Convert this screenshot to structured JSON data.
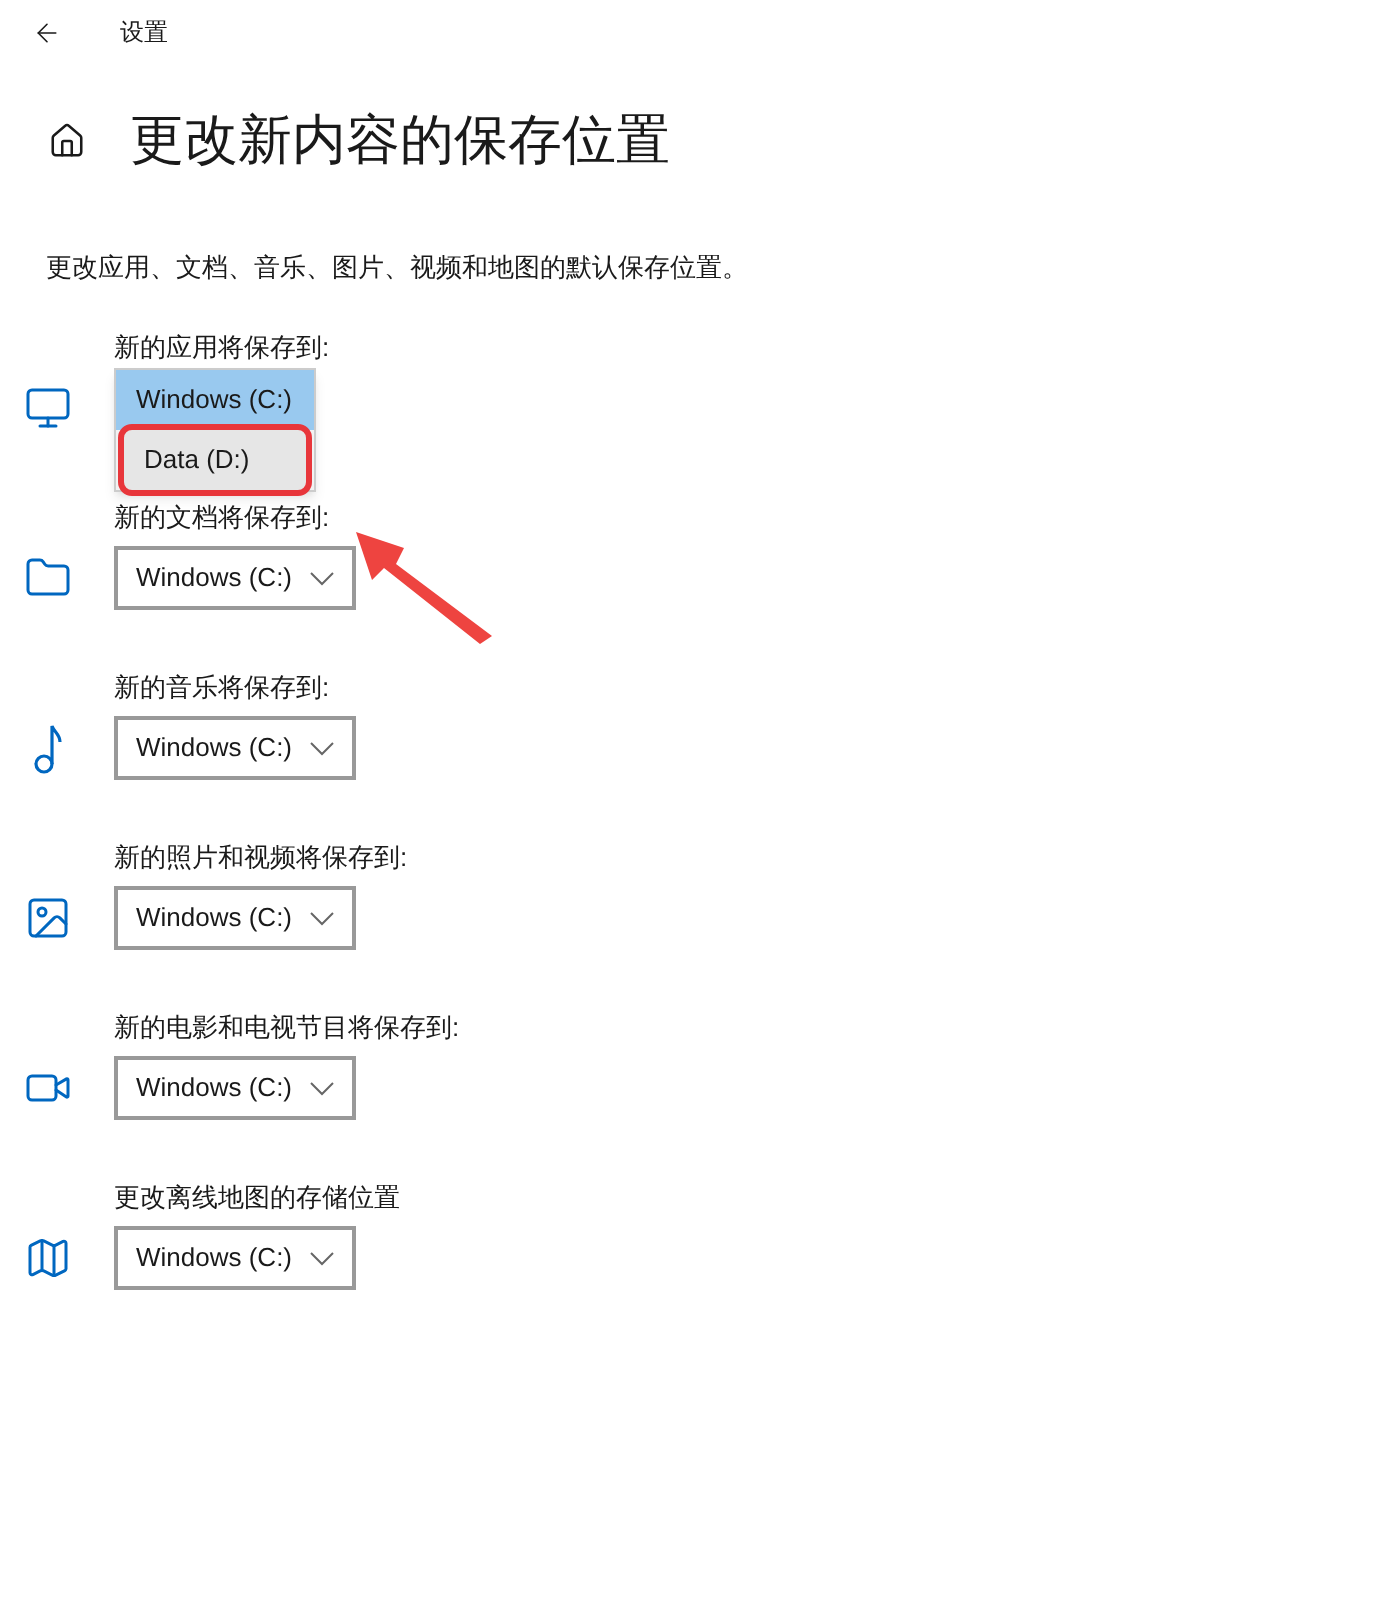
{
  "header": {
    "title": "设置"
  },
  "page": {
    "title": "更改新内容的保存位置",
    "description": "更改应用、文档、音乐、图片、视频和地图的默认保存位置。"
  },
  "sections": [
    {
      "label": "新的应用将保存到:",
      "dropdown": {
        "expanded": true,
        "options": [
          {
            "label": "Windows (C:)",
            "selected": true,
            "marked": false
          },
          {
            "label": "Data (D:)",
            "selected": false,
            "marked": true
          }
        ]
      }
    },
    {
      "label": "新的文档将保存到:",
      "dropdown": {
        "value": "Windows (C:)",
        "expanded": false
      }
    },
    {
      "label": "新的音乐将保存到:",
      "dropdown": {
        "value": "Windows (C:)",
        "expanded": false
      }
    },
    {
      "label": "新的照片和视频将保存到:",
      "dropdown": {
        "value": "Windows (C:)",
        "expanded": false
      }
    },
    {
      "label": "新的电影和电视节目将保存到:",
      "dropdown": {
        "value": "Windows (C:)",
        "expanded": false
      }
    },
    {
      "label": "更改离线地图的存储位置",
      "dropdown": {
        "value": "Windows (C:)",
        "expanded": false
      }
    }
  ]
}
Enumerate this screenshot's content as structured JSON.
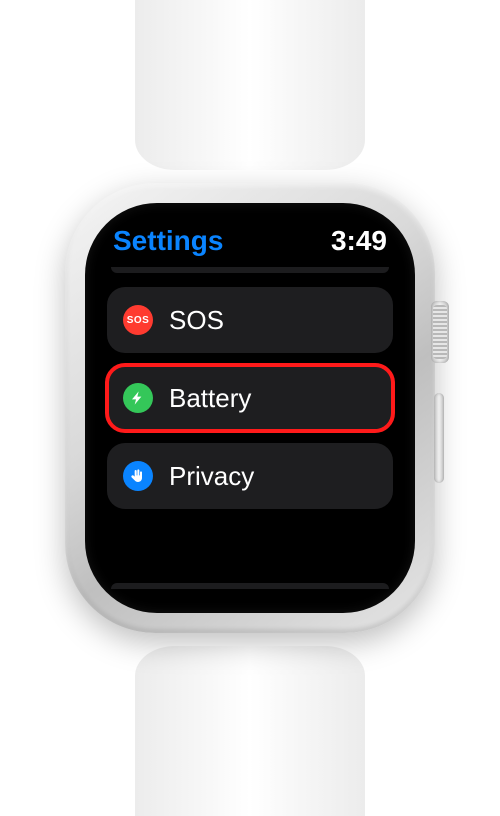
{
  "status": {
    "title": "Settings",
    "time": "3:49"
  },
  "rows": [
    {
      "id": "sos",
      "label": "SOS",
      "icon": "sos-icon",
      "icon_text": "SOS",
      "color": "#ff3b30",
      "highlighted": false
    },
    {
      "id": "battery",
      "label": "Battery",
      "icon": "bolt-icon",
      "icon_text": "",
      "color": "#34c759",
      "highlighted": true
    },
    {
      "id": "privacy",
      "label": "Privacy",
      "icon": "hand-icon",
      "icon_text": "",
      "color": "#0a84ff",
      "highlighted": false
    }
  ]
}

========================================================================

Each line from the one that contains "Enumerate this screenshot's" through the end of the records should be restated exactly; include both end lines and leave any pictures out.

ANSWER TO THIS TASK:
Enumerate this screenshot's content as structured JSON.
{
  "status": {
    "title": "Settings",
    "time": "3:49"
  },
  "rows": [
    {
      "id": "sos",
      "label": "SOS",
      "icon": "sos-icon",
      "icon_text": "SOS",
      "color": "#ff3b30",
      "highlighted": false
    },
    {
      "id": "battery",
      "label": "Battery",
      "icon": "bolt-icon",
      "icon_text": "",
      "color": "#34c759",
      "highlighted": true
    },
    {
      "id": "privacy",
      "label": "Privacy",
      "icon": "hand-icon",
      "icon_text": "",
      "color": "#0a84ff",
      "highlighted": false
    }
  ]
}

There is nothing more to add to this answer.